• [GIVEN PROBLEM] Report every line from the material that contains the word "moodjoy".

[Extracted records]

———

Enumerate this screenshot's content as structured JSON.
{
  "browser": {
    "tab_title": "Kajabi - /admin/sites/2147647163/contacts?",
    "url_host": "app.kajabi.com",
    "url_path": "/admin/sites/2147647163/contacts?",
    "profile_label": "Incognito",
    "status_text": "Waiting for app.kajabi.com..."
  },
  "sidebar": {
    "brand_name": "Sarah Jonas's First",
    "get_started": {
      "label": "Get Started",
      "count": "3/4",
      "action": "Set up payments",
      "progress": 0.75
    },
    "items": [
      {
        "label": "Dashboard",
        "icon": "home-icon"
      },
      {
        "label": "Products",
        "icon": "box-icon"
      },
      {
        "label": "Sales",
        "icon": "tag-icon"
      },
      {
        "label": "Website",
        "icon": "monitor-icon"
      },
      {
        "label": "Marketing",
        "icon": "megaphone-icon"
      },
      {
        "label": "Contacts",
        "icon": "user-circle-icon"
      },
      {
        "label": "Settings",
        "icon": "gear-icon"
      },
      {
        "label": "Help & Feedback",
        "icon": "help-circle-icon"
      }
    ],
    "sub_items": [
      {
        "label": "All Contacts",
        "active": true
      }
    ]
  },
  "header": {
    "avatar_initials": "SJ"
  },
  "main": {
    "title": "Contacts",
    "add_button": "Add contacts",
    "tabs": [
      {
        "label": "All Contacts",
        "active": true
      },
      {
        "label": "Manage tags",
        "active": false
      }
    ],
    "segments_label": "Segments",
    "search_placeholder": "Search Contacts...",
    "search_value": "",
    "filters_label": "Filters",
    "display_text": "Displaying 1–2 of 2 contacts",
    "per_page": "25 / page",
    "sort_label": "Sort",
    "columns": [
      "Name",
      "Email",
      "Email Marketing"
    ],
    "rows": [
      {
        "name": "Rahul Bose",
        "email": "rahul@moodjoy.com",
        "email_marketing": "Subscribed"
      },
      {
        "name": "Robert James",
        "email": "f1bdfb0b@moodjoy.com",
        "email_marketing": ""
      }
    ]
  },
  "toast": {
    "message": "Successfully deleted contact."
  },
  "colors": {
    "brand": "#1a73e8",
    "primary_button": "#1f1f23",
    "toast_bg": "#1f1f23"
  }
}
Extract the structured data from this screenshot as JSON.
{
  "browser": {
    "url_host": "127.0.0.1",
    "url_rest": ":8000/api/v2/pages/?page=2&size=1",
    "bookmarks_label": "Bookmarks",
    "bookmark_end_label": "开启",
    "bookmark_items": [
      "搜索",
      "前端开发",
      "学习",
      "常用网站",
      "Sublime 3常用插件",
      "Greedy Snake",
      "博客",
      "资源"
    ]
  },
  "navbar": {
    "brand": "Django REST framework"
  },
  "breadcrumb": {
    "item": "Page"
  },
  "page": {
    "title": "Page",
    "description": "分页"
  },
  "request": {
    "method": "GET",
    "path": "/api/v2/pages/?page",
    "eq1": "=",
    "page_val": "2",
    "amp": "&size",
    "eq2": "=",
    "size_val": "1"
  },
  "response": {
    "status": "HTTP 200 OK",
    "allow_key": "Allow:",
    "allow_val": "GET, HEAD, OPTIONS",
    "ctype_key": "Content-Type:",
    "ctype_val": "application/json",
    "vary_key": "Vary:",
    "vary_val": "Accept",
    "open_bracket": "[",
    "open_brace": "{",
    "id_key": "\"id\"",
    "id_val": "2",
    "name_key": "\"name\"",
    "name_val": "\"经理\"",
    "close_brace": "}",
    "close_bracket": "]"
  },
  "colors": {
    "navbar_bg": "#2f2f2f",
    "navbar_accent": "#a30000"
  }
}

———

• [ANSWER TO THE TASK]
        "email": "rahul@moodjoy.com",
        "email": "f1bdfb0b@moodjoy.com",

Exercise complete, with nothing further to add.